PROBLEM TO WORK ON. Review the material and extract every line in which the word "转归期三个阶段" occurs.

DATA RECORDS.
>> Start

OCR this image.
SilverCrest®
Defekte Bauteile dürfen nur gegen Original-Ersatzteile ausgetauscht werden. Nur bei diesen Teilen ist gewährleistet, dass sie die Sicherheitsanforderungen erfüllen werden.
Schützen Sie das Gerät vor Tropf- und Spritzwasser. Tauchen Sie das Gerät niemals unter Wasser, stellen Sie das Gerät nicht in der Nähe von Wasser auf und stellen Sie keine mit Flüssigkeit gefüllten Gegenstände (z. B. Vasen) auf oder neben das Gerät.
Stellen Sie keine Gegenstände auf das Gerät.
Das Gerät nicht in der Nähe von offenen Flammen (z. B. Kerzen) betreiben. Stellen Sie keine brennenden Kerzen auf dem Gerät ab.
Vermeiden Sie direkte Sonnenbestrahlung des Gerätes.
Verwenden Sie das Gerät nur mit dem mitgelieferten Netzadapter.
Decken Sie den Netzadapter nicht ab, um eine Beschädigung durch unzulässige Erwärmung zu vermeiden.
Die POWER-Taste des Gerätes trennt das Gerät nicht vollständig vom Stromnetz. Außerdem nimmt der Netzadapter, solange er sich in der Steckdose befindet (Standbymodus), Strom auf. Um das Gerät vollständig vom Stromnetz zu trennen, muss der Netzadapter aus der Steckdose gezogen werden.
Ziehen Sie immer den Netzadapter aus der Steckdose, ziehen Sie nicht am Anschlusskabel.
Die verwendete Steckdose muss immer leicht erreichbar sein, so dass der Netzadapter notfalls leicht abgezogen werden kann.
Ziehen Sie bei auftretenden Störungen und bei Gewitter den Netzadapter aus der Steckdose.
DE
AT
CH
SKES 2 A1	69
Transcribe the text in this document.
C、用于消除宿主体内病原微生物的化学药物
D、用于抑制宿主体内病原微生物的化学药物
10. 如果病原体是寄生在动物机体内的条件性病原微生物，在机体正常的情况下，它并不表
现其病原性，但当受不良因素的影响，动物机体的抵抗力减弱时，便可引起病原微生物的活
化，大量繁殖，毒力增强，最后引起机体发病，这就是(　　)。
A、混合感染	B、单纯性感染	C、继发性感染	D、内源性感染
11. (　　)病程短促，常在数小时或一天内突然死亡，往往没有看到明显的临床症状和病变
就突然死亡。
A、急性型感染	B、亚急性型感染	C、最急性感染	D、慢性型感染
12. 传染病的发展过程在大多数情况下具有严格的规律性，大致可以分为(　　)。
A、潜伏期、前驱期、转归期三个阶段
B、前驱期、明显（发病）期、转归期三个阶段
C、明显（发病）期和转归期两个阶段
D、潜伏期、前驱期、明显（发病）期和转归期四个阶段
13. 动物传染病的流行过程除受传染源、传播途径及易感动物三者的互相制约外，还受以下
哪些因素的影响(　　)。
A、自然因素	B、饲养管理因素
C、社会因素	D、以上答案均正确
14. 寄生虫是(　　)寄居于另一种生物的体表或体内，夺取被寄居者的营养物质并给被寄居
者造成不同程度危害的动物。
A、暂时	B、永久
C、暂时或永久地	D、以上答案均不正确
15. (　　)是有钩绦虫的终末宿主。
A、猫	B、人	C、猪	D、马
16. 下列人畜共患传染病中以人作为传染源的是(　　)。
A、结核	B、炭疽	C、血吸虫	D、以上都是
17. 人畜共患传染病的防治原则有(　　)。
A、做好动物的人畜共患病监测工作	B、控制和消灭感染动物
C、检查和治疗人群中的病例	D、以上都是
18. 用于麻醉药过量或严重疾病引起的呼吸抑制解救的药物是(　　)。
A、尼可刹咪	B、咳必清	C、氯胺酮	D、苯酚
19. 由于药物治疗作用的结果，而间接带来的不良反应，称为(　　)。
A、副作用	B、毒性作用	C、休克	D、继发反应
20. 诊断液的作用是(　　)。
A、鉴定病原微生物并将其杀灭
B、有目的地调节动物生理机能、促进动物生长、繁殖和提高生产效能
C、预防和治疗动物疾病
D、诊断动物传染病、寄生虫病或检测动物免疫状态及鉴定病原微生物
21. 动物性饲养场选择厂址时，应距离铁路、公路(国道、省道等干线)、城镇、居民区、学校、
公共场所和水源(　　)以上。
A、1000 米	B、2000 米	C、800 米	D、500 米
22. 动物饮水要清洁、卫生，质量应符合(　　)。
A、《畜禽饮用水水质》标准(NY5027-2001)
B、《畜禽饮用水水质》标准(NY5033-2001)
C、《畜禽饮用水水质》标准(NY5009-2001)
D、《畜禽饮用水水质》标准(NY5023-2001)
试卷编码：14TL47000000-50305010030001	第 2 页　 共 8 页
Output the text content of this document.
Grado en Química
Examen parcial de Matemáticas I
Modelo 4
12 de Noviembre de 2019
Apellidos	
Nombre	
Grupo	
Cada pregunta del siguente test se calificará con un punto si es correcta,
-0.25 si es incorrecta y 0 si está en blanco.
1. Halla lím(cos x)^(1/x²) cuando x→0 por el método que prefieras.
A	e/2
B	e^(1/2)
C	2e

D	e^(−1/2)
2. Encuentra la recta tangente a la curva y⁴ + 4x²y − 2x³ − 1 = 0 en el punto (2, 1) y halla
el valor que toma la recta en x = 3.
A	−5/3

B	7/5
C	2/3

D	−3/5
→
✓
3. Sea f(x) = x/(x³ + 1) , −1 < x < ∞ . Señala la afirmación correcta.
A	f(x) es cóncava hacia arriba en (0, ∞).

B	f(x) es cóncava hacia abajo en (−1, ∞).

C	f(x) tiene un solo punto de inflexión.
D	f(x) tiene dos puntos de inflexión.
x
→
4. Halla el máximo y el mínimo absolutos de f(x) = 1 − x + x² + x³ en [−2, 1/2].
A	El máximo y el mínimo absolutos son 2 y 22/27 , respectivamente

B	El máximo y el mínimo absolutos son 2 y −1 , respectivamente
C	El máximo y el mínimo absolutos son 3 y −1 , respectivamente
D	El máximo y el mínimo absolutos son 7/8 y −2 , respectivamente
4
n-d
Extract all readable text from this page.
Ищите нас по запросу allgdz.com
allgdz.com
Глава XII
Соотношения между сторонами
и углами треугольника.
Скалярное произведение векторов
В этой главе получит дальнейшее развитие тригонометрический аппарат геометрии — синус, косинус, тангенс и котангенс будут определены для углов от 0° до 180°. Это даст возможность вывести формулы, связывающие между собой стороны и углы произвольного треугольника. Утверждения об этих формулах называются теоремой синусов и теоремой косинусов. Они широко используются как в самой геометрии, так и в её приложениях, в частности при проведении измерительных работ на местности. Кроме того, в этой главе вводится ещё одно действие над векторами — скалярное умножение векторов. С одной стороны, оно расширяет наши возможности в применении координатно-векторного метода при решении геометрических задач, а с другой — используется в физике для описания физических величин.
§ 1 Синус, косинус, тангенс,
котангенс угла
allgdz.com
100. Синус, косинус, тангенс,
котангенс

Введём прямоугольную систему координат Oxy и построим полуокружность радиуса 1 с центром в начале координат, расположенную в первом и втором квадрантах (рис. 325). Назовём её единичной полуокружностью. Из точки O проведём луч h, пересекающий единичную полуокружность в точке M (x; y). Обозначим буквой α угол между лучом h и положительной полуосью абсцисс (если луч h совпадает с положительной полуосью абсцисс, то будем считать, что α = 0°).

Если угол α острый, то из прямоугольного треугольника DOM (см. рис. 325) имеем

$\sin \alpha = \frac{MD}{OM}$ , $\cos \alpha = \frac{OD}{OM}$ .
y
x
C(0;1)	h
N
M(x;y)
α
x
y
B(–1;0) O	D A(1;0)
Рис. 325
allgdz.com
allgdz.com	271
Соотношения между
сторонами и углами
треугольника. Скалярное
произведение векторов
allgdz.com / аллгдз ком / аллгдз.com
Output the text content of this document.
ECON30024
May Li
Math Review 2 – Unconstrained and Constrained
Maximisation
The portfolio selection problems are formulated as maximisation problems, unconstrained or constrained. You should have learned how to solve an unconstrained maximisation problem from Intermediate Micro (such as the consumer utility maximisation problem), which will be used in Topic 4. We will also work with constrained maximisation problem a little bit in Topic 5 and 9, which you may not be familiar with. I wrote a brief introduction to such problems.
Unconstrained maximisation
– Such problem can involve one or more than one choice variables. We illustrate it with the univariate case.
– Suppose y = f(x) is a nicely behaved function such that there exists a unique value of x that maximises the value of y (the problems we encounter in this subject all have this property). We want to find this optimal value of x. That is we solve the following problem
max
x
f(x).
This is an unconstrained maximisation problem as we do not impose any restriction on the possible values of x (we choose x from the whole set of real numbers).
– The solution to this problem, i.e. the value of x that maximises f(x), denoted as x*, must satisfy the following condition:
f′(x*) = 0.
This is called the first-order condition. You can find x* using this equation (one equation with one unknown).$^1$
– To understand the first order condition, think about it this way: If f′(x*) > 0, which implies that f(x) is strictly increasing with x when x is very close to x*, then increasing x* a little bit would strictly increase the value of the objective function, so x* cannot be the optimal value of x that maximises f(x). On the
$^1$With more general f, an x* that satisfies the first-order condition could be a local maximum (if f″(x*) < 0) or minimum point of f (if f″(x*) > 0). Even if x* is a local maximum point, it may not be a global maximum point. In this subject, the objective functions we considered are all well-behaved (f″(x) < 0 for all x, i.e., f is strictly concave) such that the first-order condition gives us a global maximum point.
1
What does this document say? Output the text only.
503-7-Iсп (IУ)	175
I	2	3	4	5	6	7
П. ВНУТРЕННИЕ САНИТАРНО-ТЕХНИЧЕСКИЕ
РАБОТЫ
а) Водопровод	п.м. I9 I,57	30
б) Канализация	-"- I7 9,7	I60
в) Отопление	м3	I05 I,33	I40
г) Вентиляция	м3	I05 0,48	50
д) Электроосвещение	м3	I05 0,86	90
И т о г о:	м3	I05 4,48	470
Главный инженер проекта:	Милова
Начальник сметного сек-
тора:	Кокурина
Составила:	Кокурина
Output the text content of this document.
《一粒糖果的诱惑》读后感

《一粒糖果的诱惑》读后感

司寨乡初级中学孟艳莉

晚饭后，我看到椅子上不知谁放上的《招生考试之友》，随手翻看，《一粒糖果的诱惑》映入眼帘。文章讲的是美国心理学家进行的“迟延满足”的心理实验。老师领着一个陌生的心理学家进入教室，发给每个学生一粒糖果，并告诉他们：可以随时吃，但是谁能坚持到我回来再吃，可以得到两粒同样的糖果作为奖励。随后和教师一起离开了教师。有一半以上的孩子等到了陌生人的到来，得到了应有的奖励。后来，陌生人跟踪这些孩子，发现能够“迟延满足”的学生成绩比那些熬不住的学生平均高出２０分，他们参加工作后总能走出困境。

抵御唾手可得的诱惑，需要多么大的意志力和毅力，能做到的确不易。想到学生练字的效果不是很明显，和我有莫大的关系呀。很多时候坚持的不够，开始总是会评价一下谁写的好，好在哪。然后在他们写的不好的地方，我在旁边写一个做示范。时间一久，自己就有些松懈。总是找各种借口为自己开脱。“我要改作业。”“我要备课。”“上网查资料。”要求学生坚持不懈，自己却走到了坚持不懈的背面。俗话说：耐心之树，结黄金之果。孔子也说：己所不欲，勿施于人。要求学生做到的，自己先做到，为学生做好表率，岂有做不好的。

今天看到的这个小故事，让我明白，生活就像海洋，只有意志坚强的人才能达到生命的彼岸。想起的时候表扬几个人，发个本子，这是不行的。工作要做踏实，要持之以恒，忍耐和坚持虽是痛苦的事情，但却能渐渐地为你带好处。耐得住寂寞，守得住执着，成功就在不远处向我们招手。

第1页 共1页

>> End

SOLUTION TO THIS PROBLEM.
A、潜伏期、前驱期、转归期三个阶段
B、前驱期、明显（发病）期、转归期三个阶段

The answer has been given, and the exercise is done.